--- start GIVEN RECORDS ---
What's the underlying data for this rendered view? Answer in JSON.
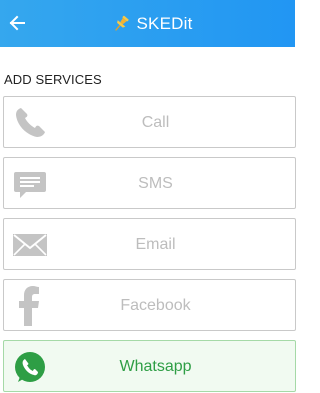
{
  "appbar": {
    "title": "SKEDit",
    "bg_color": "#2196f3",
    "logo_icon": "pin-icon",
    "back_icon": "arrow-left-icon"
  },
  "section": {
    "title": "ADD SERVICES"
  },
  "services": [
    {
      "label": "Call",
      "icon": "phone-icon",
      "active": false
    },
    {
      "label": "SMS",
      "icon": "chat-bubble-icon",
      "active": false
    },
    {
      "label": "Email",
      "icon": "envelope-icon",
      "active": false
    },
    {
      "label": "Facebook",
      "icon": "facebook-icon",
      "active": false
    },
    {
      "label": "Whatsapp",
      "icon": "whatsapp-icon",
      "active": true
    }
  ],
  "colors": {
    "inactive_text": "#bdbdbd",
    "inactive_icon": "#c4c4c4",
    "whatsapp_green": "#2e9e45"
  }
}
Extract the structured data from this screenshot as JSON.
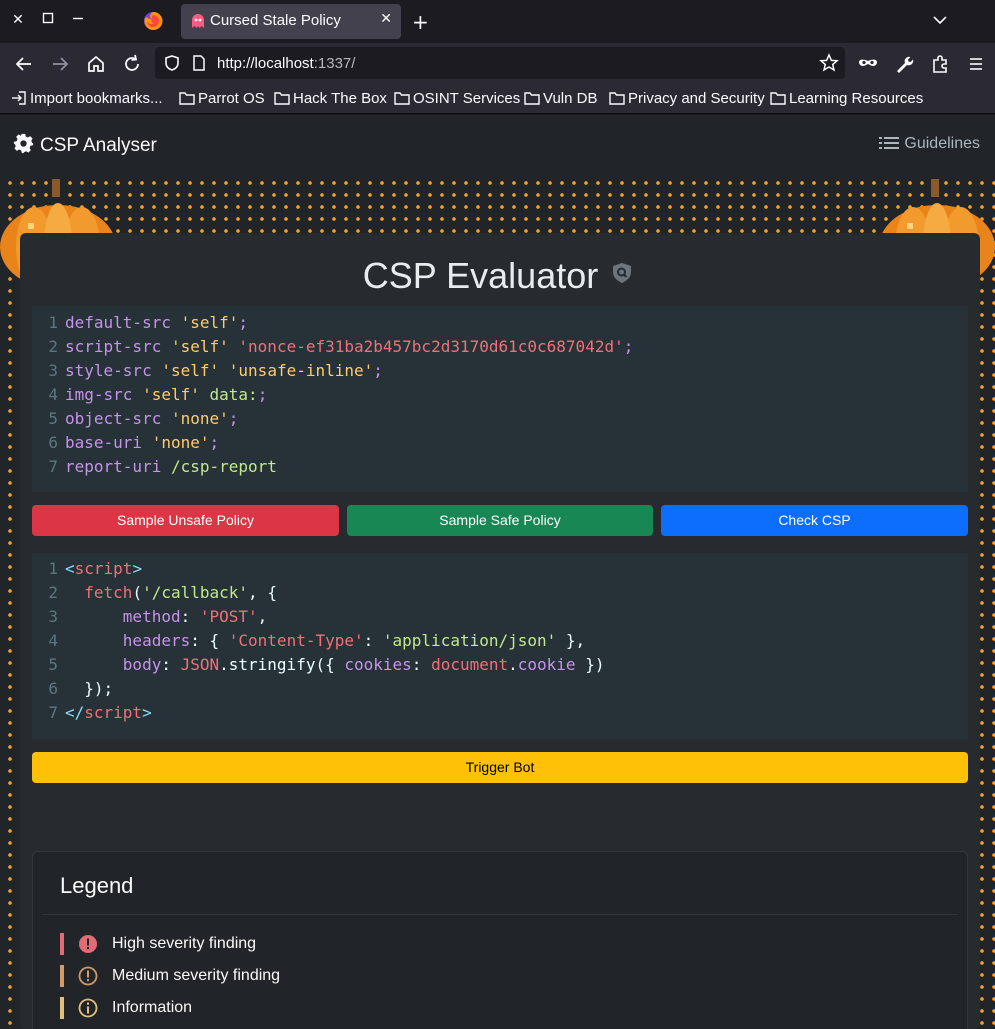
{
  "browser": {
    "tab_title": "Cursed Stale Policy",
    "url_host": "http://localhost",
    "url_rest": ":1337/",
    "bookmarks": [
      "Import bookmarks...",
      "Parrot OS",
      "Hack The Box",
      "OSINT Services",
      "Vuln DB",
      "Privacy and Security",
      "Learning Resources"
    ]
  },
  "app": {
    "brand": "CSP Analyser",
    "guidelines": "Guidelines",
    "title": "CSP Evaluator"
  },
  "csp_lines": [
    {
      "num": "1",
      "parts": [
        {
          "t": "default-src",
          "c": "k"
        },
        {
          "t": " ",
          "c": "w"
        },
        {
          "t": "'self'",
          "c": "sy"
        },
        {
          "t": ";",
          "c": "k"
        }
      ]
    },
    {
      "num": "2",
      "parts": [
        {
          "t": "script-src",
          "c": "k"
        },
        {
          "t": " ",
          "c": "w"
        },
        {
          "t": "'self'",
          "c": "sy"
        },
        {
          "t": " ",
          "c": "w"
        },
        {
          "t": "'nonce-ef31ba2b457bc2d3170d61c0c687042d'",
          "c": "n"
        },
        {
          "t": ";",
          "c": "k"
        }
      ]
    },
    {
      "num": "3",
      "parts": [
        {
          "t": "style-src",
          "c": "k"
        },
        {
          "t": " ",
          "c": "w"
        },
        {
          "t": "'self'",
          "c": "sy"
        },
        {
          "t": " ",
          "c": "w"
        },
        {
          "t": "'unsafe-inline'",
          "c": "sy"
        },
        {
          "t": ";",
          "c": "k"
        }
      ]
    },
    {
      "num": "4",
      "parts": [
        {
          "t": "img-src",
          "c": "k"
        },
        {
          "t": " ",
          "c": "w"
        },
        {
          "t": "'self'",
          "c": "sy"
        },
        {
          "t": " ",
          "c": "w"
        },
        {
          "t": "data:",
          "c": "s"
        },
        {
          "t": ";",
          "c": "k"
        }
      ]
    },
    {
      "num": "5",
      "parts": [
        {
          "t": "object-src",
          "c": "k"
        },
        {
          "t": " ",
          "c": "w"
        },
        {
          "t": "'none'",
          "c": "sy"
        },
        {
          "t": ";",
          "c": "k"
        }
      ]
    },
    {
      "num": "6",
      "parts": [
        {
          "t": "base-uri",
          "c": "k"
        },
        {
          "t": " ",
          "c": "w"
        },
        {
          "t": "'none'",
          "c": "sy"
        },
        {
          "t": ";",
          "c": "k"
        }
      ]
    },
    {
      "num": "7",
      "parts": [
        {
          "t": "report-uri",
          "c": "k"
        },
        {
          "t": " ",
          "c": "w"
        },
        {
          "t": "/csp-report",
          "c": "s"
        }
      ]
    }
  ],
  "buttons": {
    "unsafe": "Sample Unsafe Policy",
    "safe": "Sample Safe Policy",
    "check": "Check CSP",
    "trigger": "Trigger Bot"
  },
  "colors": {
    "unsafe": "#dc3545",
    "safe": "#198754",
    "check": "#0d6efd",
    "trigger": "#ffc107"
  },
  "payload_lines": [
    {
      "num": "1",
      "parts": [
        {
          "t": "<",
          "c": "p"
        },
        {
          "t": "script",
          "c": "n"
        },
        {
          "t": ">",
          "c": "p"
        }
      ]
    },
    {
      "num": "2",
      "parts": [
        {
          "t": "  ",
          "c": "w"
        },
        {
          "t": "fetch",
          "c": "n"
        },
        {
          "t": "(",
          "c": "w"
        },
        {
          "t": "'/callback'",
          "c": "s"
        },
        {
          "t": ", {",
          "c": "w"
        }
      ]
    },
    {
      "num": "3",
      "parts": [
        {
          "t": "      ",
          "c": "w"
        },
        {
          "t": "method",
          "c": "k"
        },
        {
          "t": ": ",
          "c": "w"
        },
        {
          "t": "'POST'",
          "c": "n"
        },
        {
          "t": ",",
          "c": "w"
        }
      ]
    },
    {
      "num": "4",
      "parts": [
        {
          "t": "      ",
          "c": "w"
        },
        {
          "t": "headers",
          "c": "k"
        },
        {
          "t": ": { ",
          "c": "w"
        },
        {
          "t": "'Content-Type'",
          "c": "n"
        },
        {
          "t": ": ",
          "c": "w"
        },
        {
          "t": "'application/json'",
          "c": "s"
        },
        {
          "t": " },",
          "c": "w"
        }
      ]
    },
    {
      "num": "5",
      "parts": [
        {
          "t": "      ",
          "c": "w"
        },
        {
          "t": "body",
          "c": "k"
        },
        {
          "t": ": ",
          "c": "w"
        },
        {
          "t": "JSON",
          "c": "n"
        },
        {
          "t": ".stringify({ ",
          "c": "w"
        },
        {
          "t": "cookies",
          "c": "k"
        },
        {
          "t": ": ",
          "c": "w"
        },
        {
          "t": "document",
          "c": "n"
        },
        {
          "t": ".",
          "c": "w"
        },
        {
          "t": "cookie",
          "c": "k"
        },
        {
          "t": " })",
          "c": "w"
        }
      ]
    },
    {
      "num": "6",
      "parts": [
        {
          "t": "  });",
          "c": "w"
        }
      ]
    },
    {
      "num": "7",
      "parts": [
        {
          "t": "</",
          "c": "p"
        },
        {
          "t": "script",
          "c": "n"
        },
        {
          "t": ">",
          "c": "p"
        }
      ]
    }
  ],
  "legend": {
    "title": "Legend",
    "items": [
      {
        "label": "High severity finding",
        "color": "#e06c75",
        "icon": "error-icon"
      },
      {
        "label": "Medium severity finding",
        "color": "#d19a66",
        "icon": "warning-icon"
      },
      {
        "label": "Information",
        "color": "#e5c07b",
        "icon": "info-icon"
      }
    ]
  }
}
--- end GIVEN RECORDS ---
- [PROBLEM DESCRIPTION]: Write out every line from the entries where "data" appears.

- [COMPLETE OUTPUT]:
What's the underlying data for this rendered view? Answer in JSON.
Extract the structured data from this screenshot as JSON.
          "t": "data:",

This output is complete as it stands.